Information supplied:
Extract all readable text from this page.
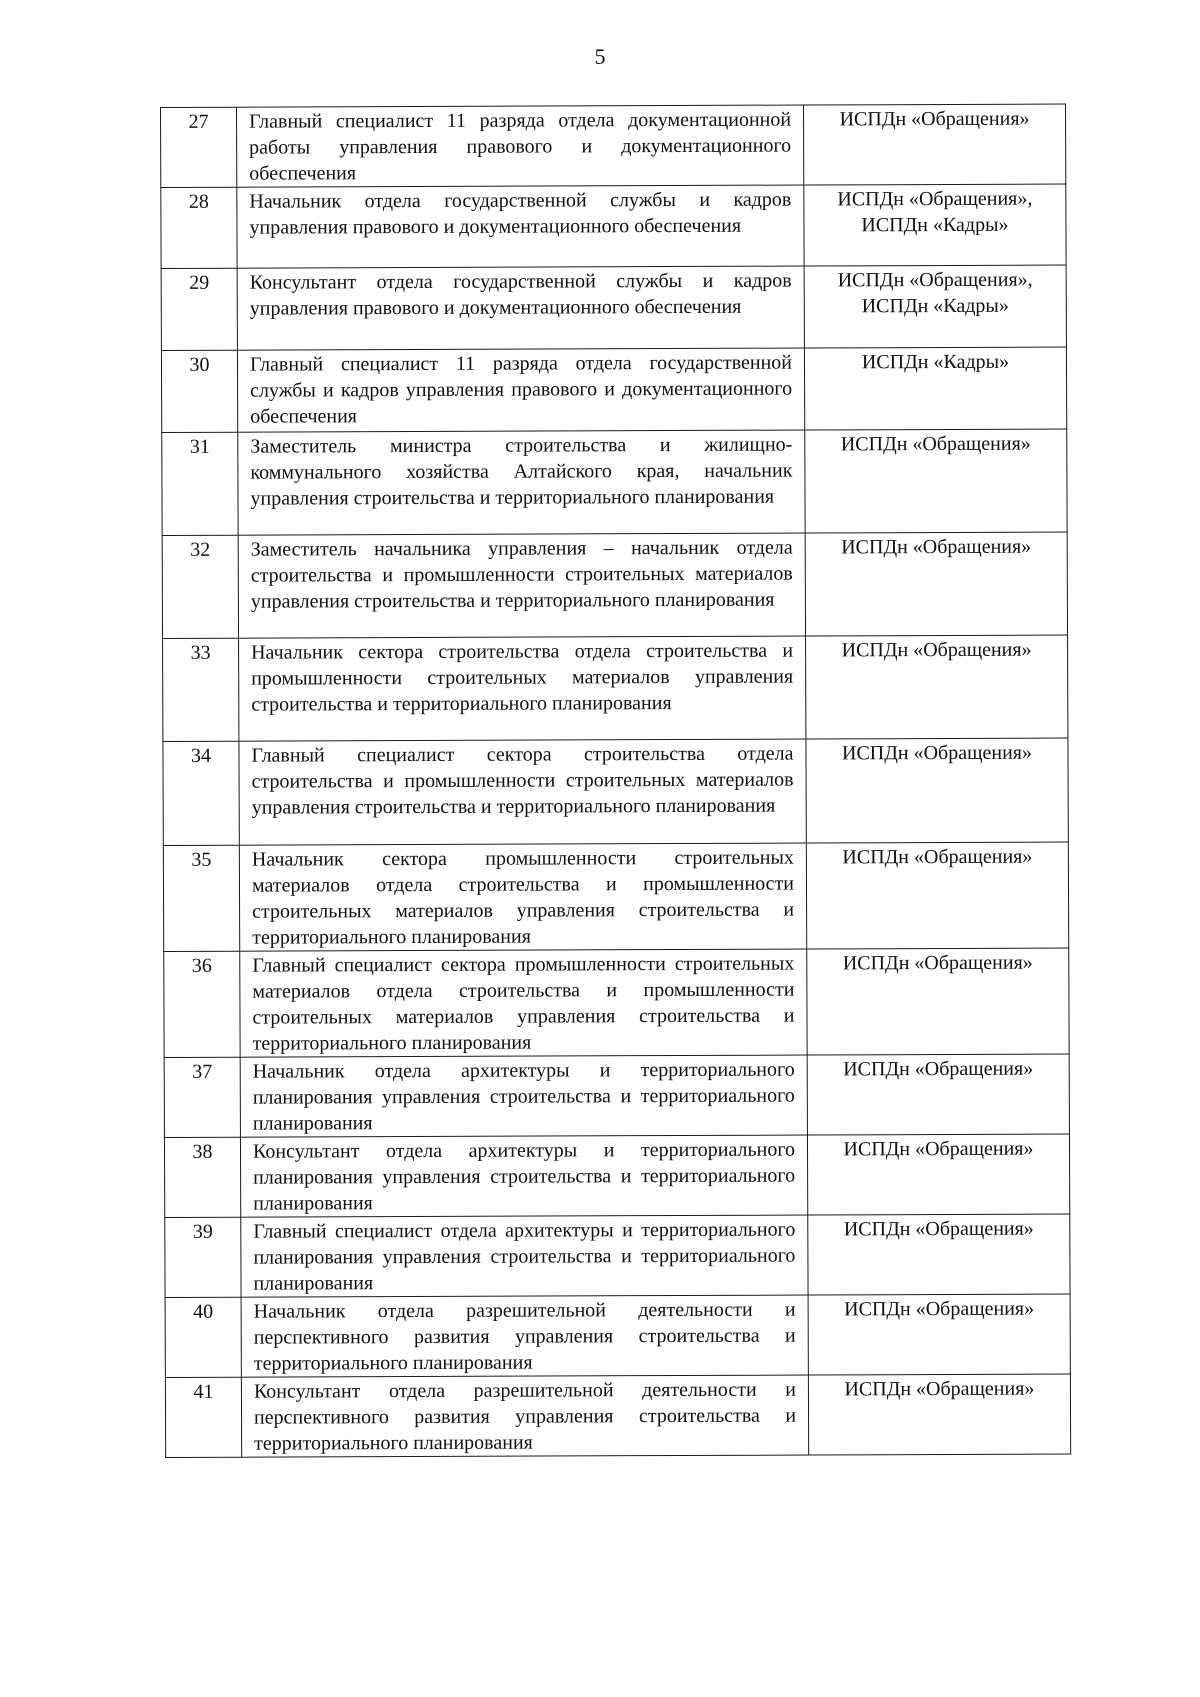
5
27	Главный специалист 11 разряда отдела документационной работы управления правового и документационного обеспечения	ИСПДн «Обращения»

28	Начальник отдела государственной службы и кадров управления правового и документационного обеспечения	ИСПДн «Обращения»,
ИСПДн «Кадры»

29	Консультант отдела государственной службы и кадров управления правового и документационного обеспечения	ИСПДн «Обращения»,
ИСПДн «Кадры»

30	Главный специалист 11 разряда отдела государственной службы и кадров управления правового и документационного обеспечения	ИСПДн «Кадры»

31	Заместитель министра строительства и жилищно-коммунального хозяйства Алтайского края, начальник управления строительства и территориального планирования	ИСПДн «Обращения»

32	Заместитель начальника управления – начальник отдела строительства и промышленности строительных материалов управления строительства и территориального планирования	ИСПДн «Обращения»

33	Начальник сектора строительства отдела строительства и промышленности строительных материалов управления строительства и территориального планирования	ИСПДн «Обращения»

34	Главный специалист сектора строительства отдела строительства и промышленности строительных материалов управления строительства и территориального планирования	ИСПДн «Обращения»

35	Начальник сектора промышленности строительных материалов отдела строительства и промышленности строительных материалов управления строительства и территориального планирования	ИСПДн «Обращения»

36	Главный специалист сектора промышленности строительных материалов отдела строительства и промышленности строительных материалов управления строительства и территориального планирования	ИСПДн «Обращения»

37	Начальник отдела архитектуры и территориального планирования управления строительства и территориального планирования	ИСПДн «Обращения»

38	Консультант отдела архитектуры и территориального планирования управления строительства и территориального планирования	ИСПДн «Обращения»

39	Главный специалист отдела архитектуры и территориального планирования управления строительства и территориального планирования	ИСПДн «Обращения»

40	Начальник отдела разрешительной деятельности и перспективного развития управления строительства и территориального планирования	ИСПДн «Обращения»

41	Консультант отдела разрешительной деятельности и перспективного развития управления строительства и территориального планирования	ИСПДн «Обращения»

Required task:
From the records above, pull out each line that has "сектора".

Written response:
33	Начальник сектора строительства отдела строительства и промышленности строительных материалов управления строительства и территориального планирования	ИСПДн «Обращения»
34	Главный специалист сектора строительства отдела строительства и промышленности строительных материалов управления строительства и территориального планирования	ИСПДн «Обращения»
35	Начальник сектора промышленности строительных материалов отдела строительства и промышленности строительных материалов управления строительства и территориального планирования	ИСПДн «Обращения»
36	Главный специалист сектора промышленности строительных материалов отдела строительства и промышленности строительных материалов управления строительства и территориального планирования	ИСПДн «Обращения»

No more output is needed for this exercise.